TO BE DONE -
Each entry below is to be written out exactly, and the pictures are to be left out.

BEGIN EXTRACTED INFORMATION

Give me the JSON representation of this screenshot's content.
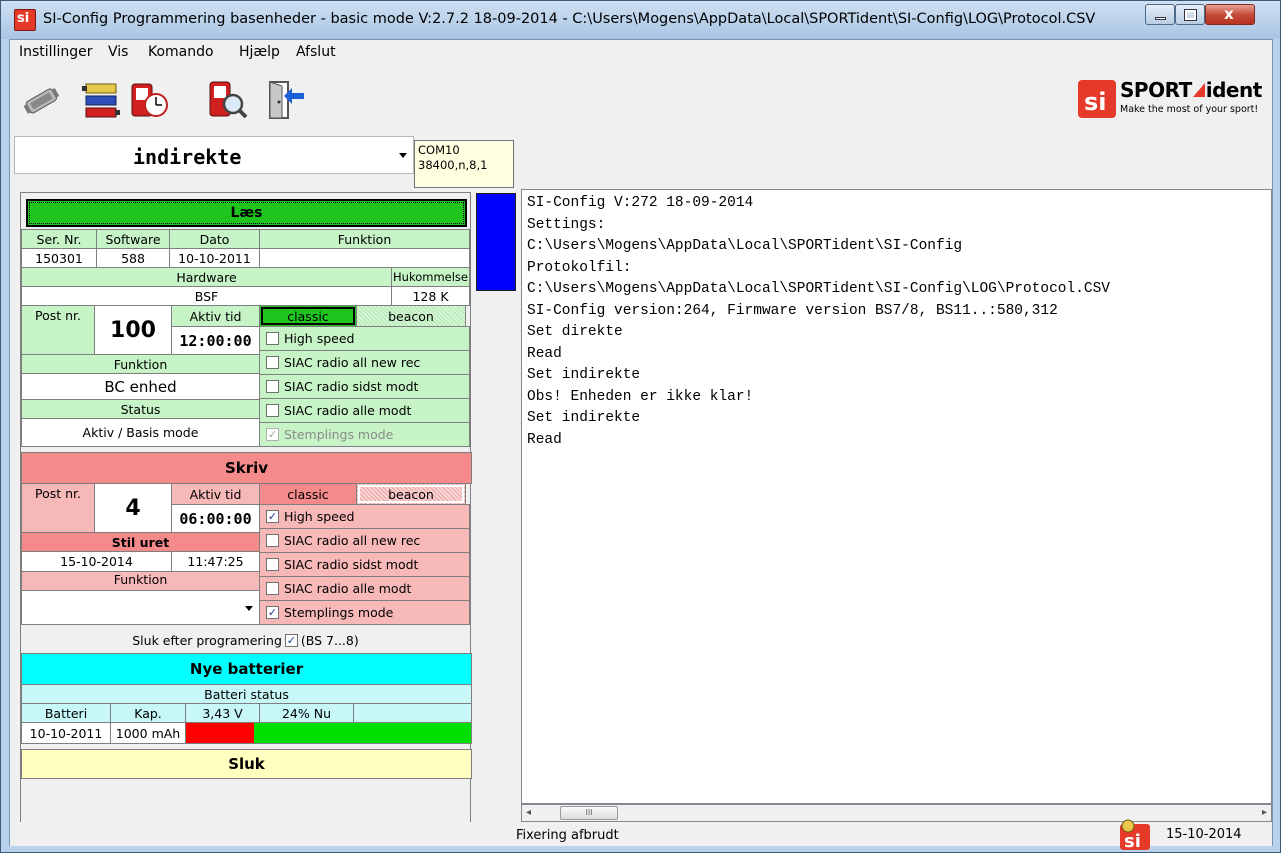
{
  "window": {
    "title": "SI-Config Programmering basenheder - basic mode V:2.7.2 18-09-2014 - C:\\Users\\Mogens\\AppData\\Local\\SPORTident\\SI-Config\\LOG\\Protocol.CSV"
  },
  "menu": [
    {
      "label": "Instillinger"
    },
    {
      "label": "Vis"
    },
    {
      "label": "Komando"
    },
    {
      "label": "Hjælp"
    },
    {
      "label": "Afslut"
    }
  ],
  "brand": {
    "name_a": "SPORT",
    "name_b": "ident",
    "tagline": "Make the most of your sport!"
  },
  "mode_select": {
    "value": "indirekte"
  },
  "com": {
    "port": "COM10",
    "settings": "38400,n,8,1"
  },
  "read": {
    "button": "Læs",
    "headers": {
      "serial": "Ser. Nr.",
      "software": "Software",
      "date": "Dato",
      "function": "Funktion"
    },
    "serial": "150301",
    "software": "588",
    "date": "10-10-2011",
    "function": "",
    "hardware_label": "Hardware",
    "memory_label": "Hukommelse",
    "hardware": "BSF",
    "memory": "128 K",
    "post_label": "Post nr.",
    "post": "100",
    "active_label": "Aktiv tid",
    "active_time": "12:00:00",
    "function_label": "Funktion",
    "function_value": "BC enhed",
    "status_label": "Status",
    "status_value": "Aktiv / Basis mode",
    "mode_classic": "classic",
    "mode_beacon": "beacon",
    "options": [
      {
        "label": "High speed",
        "checked": false
      },
      {
        "label": "SIAC radio all new rec",
        "checked": false
      },
      {
        "label": "SIAC radio sidst modt",
        "checked": false
      },
      {
        "label": "SIAC radio alle modt",
        "checked": false
      },
      {
        "label": "Stemplings mode",
        "checked": true,
        "disabled": true
      }
    ]
  },
  "write": {
    "button": "Skriv",
    "post_label": "Post nr.",
    "post": "4",
    "active_label": "Aktiv tid",
    "active_time": "06:00:00",
    "mode_classic": "classic",
    "mode_beacon": "beacon",
    "set_clock": "Stil uret",
    "date": "15-10-2014",
    "time": "11:47:25",
    "function_label": "Funktion",
    "function_value": "",
    "options": [
      {
        "label": "High speed",
        "checked": true
      },
      {
        "label": "SIAC radio all new rec",
        "checked": false
      },
      {
        "label": "SIAC radio sidst modt",
        "checked": false
      },
      {
        "label": "SIAC radio alle modt",
        "checked": false
      },
      {
        "label": "Stemplings mode",
        "checked": true
      }
    ],
    "turn_off_label": "Sluk efter programering",
    "turn_off_note": "(BS 7...8)"
  },
  "battery": {
    "button": "Nye batterier",
    "status_label": "Batteri status",
    "voltage": "3,43 V",
    "percent_text": "24% Nu",
    "percent_value": 24,
    "battery_label": "Batteri",
    "capacity_label": "Kap.",
    "date": "10-10-2011",
    "capacity": "1000 mAh"
  },
  "off_button": "Sluk",
  "log_lines": [
    "SI-Config V:272 18-09-2014",
    "Settings:",
    "C:\\Users\\Mogens\\AppData\\Local\\SPORTident\\SI-Config",
    "Protokolfil:",
    "C:\\Users\\Mogens\\AppData\\Local\\SPORTident\\SI-Config\\LOG\\Protocol.CSV",
    "SI-Config version:264, Firmware version BS7/8, BS11..:580,312",
    "Set direkte",
    "Read",
    "Set indirekte",
    "Obs! Enheden er ikke klar!",
    "Set indirekte",
    "Read"
  ],
  "status": {
    "message": "Fixering afbrudt",
    "date": "15-10-2014"
  },
  "colors": {
    "read_green": "#c6f4c6",
    "write_pink": "#f7b8b8",
    "write_header": "#f48a8a",
    "battery_cyan": "#00ffff",
    "battery_red": "#ff0000",
    "battery_green": "#00e000"
  }
}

END EXTRACTED INFORMATION

FINISHED EXERCISE -
Give me the JSON representation of this screenshot's content.
{
  "window": {
    "title": "SI-Config Programmering basenheder - basic mode V:2.7.2 18-09-2014 - C:\\Users\\Mogens\\AppData\\Local\\SPORTident\\SI-Config\\LOG\\Protocol.CSV"
  },
  "menu": [
    {
      "label": "Instillinger"
    },
    {
      "label": "Vis"
    },
    {
      "label": "Komando"
    },
    {
      "label": "Hjælp"
    },
    {
      "label": "Afslut"
    }
  ],
  "brand": {
    "name_a": "SPORT",
    "name_b": "ident",
    "tagline": "Make the most of your sport!"
  },
  "mode_select": {
    "value": "indirekte"
  },
  "com": {
    "port": "COM10",
    "settings": "38400,n,8,1"
  },
  "read": {
    "button": "Læs",
    "headers": {
      "serial": "Ser. Nr.",
      "software": "Software",
      "date": "Dato",
      "function": "Funktion"
    },
    "serial": "150301",
    "software": "588",
    "date": "10-10-2011",
    "function": "",
    "hardware_label": "Hardware",
    "memory_label": "Hukommelse",
    "hardware": "BSF",
    "memory": "128 K",
    "post_label": "Post nr.",
    "post": "100",
    "active_label": "Aktiv tid",
    "active_time": "12:00:00",
    "function_label": "Funktion",
    "function_value": "BC enhed",
    "status_label": "Status",
    "status_value": "Aktiv / Basis mode",
    "mode_classic": "classic",
    "mode_beacon": "beacon",
    "options": [
      {
        "label": "High speed",
        "checked": false
      },
      {
        "label": "SIAC radio all new rec",
        "checked": false
      },
      {
        "label": "SIAC radio sidst modt",
        "checked": false
      },
      {
        "label": "SIAC radio alle modt",
        "checked": false
      },
      {
        "label": "Stemplings mode",
        "checked": true,
        "disabled": true
      }
    ]
  },
  "write": {
    "button": "Skriv",
    "post_label": "Post nr.",
    "post": "4",
    "active_label": "Aktiv tid",
    "active_time": "06:00:00",
    "mode_classic": "classic",
    "mode_beacon": "beacon",
    "set_clock": "Stil uret",
    "date": "15-10-2014",
    "time": "11:47:25",
    "function_label": "Funktion",
    "function_value": "",
    "options": [
      {
        "label": "High speed",
        "checked": true
      },
      {
        "label": "SIAC radio all new rec",
        "checked": false
      },
      {
        "label": "SIAC radio sidst modt",
        "checked": false
      },
      {
        "label": "SIAC radio alle modt",
        "checked": false
      },
      {
        "label": "Stemplings mode",
        "checked": true
      }
    ],
    "turn_off_label": "Sluk efter programering",
    "turn_off_note": "(BS 7...8)"
  },
  "battery": {
    "button": "Nye batterier",
    "status_label": "Batteri status",
    "voltage": "3,43 V",
    "percent_text": "24% Nu",
    "percent_value": 24,
    "battery_label": "Batteri",
    "capacity_label": "Kap.",
    "date": "10-10-2011",
    "capacity": "1000 mAh"
  },
  "off_button": "Sluk",
  "log_lines": [
    "SI-Config V:272 18-09-2014",
    "Settings:",
    "C:\\Users\\Mogens\\AppData\\Local\\SPORTident\\SI-Config",
    "Protokolfil:",
    "C:\\Users\\Mogens\\AppData\\Local\\SPORTident\\SI-Config\\LOG\\Protocol.CSV",
    "SI-Config version:264, Firmware version BS7/8, BS11..:580,312",
    "Set direkte",
    "Read",
    "Set indirekte",
    "Obs! Enheden er ikke klar!",
    "Set indirekte",
    "Read"
  ],
  "status": {
    "message": "Fixering afbrudt",
    "date": "15-10-2014"
  },
  "colors": {
    "read_green": "#c6f4c6",
    "write_pink": "#f7b8b8",
    "write_header": "#f48a8a",
    "battery_cyan": "#00ffff",
    "battery_red": "#ff0000",
    "battery_green": "#00e000"
  }
}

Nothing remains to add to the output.